Passage =>
------------------------------

A Review of Artificial Neural Network Applications in Control Chart Pattern Recognition
M. Perry and J. Pignatiello Department of Industrial Engineering FAMU - FSU College of Engineering 2525 Pottsdamer St Tallahassee, FL 32310-6046 Abstract
On-line automated process analysis is an important area of research since it allows the interfacing of process control with computer integrated manufacturing (CIM) techniques. The inflexibility and high computational costs of traditional SPC pattern recognition methodologies have led researchers to investigate artificial neural network applications to control chart pattern recognition. This paper addresses the current state of control chart pattern recognition using artificial neural networks and presents areas for future research.

------------------------------

Exercise 1 => According to the abstract, what has led researchers to investigate artificial neural network applications to control chart pattern recognition?

------------------------------

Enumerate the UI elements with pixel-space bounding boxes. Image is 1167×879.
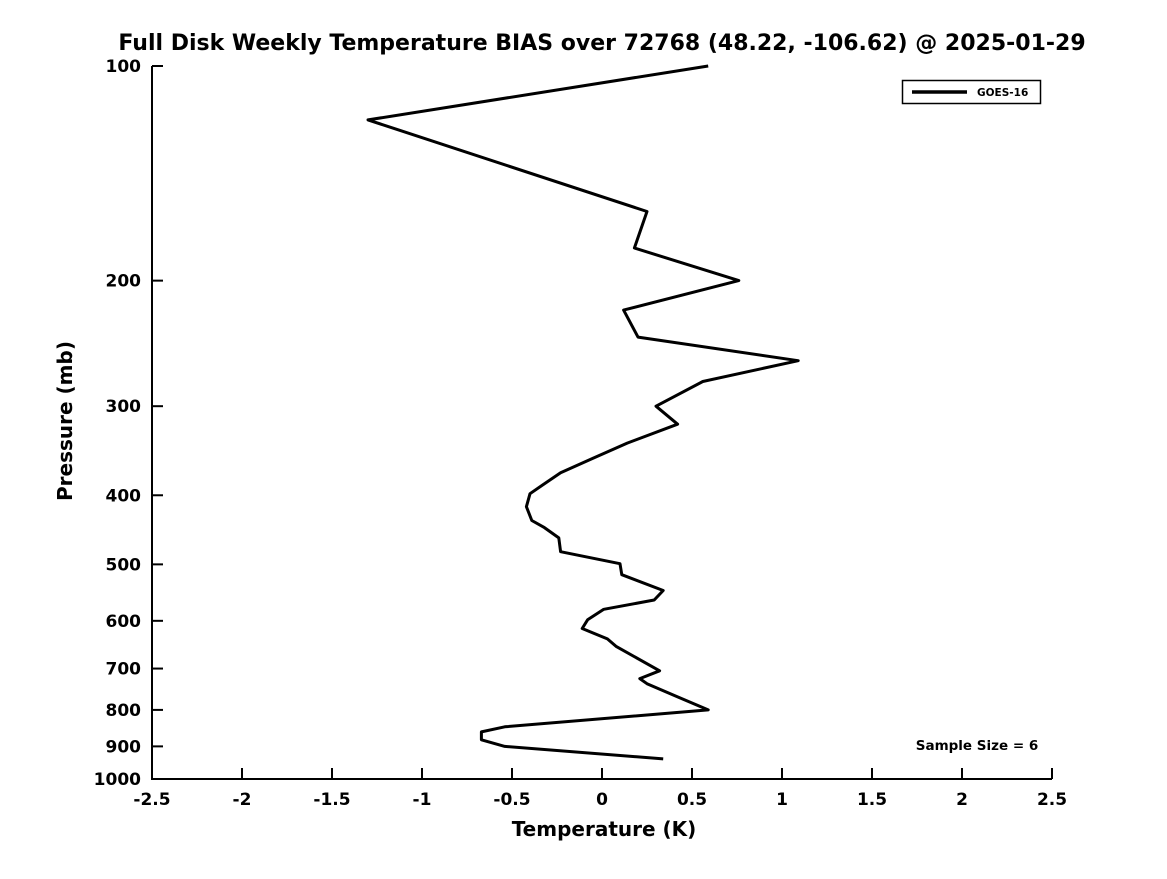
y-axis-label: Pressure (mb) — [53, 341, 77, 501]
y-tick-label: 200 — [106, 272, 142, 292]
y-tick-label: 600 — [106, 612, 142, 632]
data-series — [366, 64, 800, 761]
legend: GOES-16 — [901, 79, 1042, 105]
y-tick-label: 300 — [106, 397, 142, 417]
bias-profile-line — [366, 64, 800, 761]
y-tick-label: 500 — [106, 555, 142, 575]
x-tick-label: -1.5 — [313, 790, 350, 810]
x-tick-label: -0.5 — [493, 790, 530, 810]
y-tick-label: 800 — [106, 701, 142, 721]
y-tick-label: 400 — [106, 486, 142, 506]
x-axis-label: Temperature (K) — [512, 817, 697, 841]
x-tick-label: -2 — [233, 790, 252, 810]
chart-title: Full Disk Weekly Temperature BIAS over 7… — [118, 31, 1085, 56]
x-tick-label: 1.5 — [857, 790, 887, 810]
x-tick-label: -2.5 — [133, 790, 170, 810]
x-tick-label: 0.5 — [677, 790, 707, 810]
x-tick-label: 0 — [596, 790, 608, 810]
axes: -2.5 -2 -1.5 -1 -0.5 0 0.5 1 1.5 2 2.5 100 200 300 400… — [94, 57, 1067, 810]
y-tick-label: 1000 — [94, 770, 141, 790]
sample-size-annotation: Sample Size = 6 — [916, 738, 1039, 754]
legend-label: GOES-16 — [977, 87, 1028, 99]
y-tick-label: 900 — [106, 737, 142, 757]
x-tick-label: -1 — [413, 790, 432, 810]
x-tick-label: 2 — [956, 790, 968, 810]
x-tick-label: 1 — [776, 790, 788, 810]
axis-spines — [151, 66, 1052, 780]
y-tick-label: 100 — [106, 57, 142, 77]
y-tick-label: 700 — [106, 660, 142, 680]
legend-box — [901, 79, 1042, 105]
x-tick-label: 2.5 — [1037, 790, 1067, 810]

------------------------------

Exercise 2 => Please quote the lines of the records starting at the line that contains "y-axis-label: Pressure (mb)" and ending at the line that contains "y-tick-label: 300 — [106, 397, 142, 417]", both included.

Task solution 1 => The inflexibility and high computational costs of traditional SPC pattern recognition methodologies.

Task solution 2 =>
y-axis-label: Pressure (mb) — [53, 341, 77, 501]
y-tick-label: 200 — [106, 272, 142, 292]
y-tick-label: 600 — [106, 612, 142, 632]
data-series — [366, 64, 800, 761]
legend: GOES-16 — [901, 79, 1042, 105]
y-tick-label: 300 — [106, 397, 142, 417]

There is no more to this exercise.